Instructions to follow: Reproduce the entire listing word for word.

┌─ The records

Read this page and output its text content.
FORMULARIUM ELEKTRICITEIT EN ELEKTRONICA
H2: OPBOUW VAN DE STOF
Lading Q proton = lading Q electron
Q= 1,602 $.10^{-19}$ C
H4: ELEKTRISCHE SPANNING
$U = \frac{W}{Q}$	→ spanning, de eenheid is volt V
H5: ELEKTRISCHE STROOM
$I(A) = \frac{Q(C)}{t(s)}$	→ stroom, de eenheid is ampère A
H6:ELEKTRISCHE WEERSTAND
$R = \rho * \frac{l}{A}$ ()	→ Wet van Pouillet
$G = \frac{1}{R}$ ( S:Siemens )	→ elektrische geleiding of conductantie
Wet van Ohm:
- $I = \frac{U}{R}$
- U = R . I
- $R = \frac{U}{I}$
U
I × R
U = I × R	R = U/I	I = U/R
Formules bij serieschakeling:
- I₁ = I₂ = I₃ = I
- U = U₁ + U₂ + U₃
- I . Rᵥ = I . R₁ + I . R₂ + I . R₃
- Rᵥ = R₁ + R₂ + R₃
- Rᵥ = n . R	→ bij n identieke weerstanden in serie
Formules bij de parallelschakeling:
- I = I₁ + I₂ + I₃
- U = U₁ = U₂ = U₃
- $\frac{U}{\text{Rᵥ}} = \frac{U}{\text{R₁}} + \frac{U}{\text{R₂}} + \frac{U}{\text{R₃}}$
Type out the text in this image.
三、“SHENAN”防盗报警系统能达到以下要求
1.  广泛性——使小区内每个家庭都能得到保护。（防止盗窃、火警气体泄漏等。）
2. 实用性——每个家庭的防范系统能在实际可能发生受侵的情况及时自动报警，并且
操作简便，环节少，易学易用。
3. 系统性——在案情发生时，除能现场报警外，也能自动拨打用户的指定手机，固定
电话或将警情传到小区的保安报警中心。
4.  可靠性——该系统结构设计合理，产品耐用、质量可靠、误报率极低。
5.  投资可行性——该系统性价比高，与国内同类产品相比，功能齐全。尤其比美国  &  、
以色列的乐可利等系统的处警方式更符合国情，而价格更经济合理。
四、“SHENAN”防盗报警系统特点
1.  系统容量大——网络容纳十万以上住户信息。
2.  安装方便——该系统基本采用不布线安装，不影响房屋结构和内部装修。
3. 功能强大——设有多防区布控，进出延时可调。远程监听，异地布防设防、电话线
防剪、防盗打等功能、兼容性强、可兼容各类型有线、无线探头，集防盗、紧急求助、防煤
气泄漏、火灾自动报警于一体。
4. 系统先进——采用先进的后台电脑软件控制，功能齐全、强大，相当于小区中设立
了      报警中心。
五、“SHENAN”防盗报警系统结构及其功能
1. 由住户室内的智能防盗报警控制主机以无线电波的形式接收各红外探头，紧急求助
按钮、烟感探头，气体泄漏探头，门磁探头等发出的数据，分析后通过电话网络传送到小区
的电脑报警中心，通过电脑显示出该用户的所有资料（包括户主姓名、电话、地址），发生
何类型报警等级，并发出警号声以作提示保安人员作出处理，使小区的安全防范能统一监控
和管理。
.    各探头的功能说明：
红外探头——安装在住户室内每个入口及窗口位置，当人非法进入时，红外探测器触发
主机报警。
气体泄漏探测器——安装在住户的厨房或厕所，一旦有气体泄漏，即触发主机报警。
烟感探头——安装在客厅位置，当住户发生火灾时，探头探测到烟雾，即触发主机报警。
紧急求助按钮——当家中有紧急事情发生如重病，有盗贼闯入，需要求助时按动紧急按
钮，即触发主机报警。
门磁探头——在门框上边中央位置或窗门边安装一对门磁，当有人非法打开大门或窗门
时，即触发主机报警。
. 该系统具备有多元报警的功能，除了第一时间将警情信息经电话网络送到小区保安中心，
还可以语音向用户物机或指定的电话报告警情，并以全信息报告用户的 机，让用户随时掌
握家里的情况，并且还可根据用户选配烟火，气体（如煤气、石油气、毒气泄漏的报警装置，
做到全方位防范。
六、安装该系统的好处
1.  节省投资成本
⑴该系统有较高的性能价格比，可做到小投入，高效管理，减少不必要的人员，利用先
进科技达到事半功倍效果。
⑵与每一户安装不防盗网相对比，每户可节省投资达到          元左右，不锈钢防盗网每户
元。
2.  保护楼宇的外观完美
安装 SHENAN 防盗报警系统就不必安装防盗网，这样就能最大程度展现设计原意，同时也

└─

Task solution:
Read this page and output its text content.
FORMULARIUM ELEKTRICITEIT EN ELEKTRONICA
H2: OPBOUW VAN DE STOF
Lading Q proton = lading Q electron
Q= 1,602 $.10^{-19}$ C
H4: ELEKTRISCHE SPANNING
$U = \frac{W}{Q}$	→ spanning, de eenheid is volt V
H5: ELEKTRISCHE STROOM
$I(A) = \frac{Q(C)}{t(s)}$	→ stroom, de eenheid is ampère A
H6:ELEKTRISCHE WEERSTAND
$R = \rho * \frac{l}{A}$ ()	→ Wet van Pouillet
$G = \frac{1}{R}$ ( S:Siemens )	→ elektrische geleiding of conductantie
Wet van Ohm:
- $I = \frac{U}{R}$
- U = R . I
- $R = \frac{U}{I}$
U
I × R
U = I × R	R = U/I	I = U/R
Formules bij serieschakeling:
- I₁ = I₂ = I₃ = I
- U = U₁ + U₂ + U₃
- I . Rᵥ = I . R₁ + I . R₂ + I . R₃
- Rᵥ = R₁ + R₂ + R₃
- Rᵥ = n . R	→ bij n identieke weerstanden in serie
Formules bij de parallelschakeling:
- I = I₁ + I₂ + I₃
- U = U₁ = U₂ = U₃
- $\frac{U}{\text{Rᵥ}} = \frac{U}{\text{R₁}} + \frac{U}{\text{R₂}} + \frac{U}{\text{R₃}}$
Type out the text in this image.
三、“SHENAN”防盗报警系统能达到以下要求
1.  广泛性——使小区内每个家庭都能得到保护。（防止盗窃、火警气体泄漏等。）
2. 实用性——每个家庭的防范系统能在实际可能发生受侵的情况及时自动报警，并且
操作简便，环节少，易学易用。
3. 系统性——在案情发生时，除能现场报警外，也能自动拨打用户的指定手机，固定
电话或将警情传到小区的保安报警中心。
4.  可靠性——该系统结构设计合理，产品耐用、质量可靠、误报率极低。
5.  投资可行性——该系统性价比高，与国内同类产品相比，功能齐全。尤其比美国  &  、
以色列的乐可利等系统的处警方式更符合国情，而价格更经济合理。
四、“SHENAN”防盗报警系统特点
1.  系统容量大——网络容纳十万以上住户信息。
2.  安装方便——该系统基本采用不布线安装，不影响房屋结构和内部装修。
3. 功能强大——设有多防区布控，进出延时可调。远程监听，异地布防设防、电话线
防剪、防盗打等功能、兼容性强、可兼容各类型有线、无线探头，集防盗、紧急求助、防煤
气泄漏、火灾自动报警于一体。
4. 系统先进——采用先进的后台电脑软件控制，功能齐全、强大，相当于小区中设立
了      报警中心。
五、“SHENAN”防盗报警系统结构及其功能
1. 由住户室内的智能防盗报警控制主机以无线电波的形式接收各红外探头，紧急求助
按钮、烟感探头，气体泄漏探头，门磁探头等发出的数据，分析后通过电话网络传送到小区
的电脑报警中心，通过电脑显示出该用户的所有资料（包括户主姓名、电话、地址），发生
何类型报警等级，并发出警号声以作提示保安人员作出处理，使小区的安全防范能统一监控
和管理。
.    各探头的功能说明：
红外探头——安装在住户室内每个入口及窗口位置，当人非法进入时，红外探测器触发
主机报警。
气体泄漏探测器——安装在住户的厨房或厕所，一旦有气体泄漏，即触发主机报警。
烟感探头——安装在客厅位置，当住户发生火灾时，探头探测到烟雾，即触发主机报警。
紧急求助按钮——当家中有紧急事情发生如重病，有盗贼闯入，需要求助时按动紧急按
钮，即触发主机报警。
门磁探头——在门框上边中央位置或窗门边安装一对门磁，当有人非法打开大门或窗门
时，即触发主机报警。
. 该系统具备有多元报警的功能，除了第一时间将警情信息经电话网络送到小区保安中心，
还可以语音向用户物机或指定的电话报告警情，并以全信息报告用户的 机，让用户随时掌
握家里的情况，并且还可根据用户选配烟火，气体（如煤气、石油气、毒气泄漏的报警装置，
做到全方位防范。
六、安装该系统的好处
1.  节省投资成本
⑴该系统有较高的性能价格比，可做到小投入，高效管理，减少不必要的人员，利用先
进科技达到事半功倍效果。
⑵与每一户安装不防盗网相对比，每户可节省投资达到          元左右，不锈钢防盗网每户
元。
2.  保护楼宇的外观完美
安装 SHENAN 防盗报警系统就不必安装防盗网，这样就能最大程度展现设计原意，同时也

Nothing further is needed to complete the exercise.